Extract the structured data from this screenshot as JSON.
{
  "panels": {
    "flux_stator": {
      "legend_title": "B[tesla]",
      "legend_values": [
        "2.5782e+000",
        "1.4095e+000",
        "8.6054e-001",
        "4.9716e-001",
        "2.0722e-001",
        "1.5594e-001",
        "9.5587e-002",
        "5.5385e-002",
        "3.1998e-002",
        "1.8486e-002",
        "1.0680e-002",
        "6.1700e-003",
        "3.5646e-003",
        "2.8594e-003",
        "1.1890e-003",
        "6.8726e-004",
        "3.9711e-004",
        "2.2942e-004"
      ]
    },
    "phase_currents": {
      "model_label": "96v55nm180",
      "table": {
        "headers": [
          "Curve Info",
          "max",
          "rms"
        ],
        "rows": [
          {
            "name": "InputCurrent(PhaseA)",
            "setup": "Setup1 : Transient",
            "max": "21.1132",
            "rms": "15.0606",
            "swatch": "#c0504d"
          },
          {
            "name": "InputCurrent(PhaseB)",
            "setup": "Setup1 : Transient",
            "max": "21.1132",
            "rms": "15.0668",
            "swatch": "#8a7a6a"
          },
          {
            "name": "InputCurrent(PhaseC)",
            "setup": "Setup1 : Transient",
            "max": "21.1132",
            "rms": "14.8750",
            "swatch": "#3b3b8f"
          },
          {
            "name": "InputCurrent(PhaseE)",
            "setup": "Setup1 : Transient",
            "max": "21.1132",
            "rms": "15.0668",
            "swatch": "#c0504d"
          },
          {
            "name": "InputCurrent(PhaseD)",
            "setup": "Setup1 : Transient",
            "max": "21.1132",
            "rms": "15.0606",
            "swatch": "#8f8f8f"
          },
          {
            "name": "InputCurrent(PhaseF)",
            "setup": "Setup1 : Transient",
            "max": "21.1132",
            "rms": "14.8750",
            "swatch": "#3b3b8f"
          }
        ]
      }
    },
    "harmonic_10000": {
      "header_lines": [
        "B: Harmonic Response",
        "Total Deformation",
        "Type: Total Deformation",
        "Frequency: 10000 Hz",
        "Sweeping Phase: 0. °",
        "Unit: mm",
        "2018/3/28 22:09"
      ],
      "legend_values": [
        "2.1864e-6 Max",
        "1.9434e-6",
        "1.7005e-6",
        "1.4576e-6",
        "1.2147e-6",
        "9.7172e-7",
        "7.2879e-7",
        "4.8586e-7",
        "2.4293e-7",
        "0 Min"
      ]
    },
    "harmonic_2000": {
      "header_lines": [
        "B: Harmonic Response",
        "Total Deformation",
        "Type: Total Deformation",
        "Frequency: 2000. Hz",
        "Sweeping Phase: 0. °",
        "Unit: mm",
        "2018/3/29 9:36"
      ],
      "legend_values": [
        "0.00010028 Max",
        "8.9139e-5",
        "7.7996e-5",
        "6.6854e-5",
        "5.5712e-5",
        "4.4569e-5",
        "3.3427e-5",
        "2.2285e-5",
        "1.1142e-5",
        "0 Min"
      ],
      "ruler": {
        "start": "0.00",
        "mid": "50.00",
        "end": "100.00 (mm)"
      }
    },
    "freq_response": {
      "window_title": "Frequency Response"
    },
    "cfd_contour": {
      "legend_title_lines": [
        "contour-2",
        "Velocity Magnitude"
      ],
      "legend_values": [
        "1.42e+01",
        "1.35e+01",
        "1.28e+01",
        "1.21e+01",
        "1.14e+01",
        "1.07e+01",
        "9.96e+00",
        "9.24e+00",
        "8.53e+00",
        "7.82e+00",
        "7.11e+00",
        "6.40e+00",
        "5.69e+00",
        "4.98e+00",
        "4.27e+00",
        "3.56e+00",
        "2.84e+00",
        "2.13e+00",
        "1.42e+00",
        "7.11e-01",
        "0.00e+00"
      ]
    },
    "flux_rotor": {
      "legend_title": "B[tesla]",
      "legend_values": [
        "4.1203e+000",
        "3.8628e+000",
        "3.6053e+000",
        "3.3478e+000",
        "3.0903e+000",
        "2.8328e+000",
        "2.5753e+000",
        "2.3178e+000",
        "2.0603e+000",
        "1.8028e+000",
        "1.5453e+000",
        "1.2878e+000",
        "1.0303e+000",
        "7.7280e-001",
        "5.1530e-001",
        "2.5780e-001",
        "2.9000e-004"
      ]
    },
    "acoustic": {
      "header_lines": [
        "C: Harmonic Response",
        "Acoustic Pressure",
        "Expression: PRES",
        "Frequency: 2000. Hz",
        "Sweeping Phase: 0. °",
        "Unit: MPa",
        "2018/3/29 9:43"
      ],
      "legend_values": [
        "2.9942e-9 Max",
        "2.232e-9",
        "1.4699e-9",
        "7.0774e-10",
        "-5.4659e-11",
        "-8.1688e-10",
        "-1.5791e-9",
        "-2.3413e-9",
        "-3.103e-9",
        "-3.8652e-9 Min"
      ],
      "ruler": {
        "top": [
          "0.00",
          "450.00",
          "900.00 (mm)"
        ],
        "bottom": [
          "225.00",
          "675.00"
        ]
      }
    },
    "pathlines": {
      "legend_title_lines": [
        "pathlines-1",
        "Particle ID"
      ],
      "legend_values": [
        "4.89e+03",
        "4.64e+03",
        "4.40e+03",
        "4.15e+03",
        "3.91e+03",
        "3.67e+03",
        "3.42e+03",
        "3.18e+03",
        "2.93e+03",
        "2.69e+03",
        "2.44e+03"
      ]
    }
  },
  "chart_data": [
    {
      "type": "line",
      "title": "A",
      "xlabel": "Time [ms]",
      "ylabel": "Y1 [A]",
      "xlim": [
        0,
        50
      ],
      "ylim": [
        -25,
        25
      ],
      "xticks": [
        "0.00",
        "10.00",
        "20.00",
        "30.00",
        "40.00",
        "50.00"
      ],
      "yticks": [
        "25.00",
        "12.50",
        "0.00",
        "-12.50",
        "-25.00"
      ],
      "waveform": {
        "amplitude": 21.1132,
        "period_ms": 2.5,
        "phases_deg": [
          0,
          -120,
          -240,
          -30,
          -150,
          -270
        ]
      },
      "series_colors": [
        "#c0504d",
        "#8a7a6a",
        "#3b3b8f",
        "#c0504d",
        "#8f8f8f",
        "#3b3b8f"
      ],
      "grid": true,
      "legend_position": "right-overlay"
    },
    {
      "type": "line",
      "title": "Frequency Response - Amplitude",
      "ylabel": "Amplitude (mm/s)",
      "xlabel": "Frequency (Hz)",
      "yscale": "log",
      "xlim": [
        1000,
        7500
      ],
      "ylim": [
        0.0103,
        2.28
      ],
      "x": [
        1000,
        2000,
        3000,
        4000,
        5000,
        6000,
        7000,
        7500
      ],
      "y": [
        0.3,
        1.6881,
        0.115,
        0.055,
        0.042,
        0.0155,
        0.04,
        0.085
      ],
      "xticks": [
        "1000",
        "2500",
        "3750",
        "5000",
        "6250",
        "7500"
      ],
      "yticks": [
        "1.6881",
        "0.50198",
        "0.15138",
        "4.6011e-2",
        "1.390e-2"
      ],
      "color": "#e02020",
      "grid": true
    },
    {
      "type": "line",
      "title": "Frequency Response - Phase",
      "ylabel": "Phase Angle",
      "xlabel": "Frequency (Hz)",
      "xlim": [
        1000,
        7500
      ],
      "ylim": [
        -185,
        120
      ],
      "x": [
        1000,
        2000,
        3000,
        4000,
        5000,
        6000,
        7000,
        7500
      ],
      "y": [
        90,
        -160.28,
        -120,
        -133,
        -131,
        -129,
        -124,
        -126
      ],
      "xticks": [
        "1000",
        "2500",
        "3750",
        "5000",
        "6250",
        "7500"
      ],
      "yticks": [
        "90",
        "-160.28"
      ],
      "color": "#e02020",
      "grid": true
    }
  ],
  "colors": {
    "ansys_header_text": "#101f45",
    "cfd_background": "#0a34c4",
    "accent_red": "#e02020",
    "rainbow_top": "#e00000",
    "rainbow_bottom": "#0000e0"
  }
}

### What is needed
What is the number of lines above that contain the string "InputCurrent"? Answer with the number alone.

### Complete response
6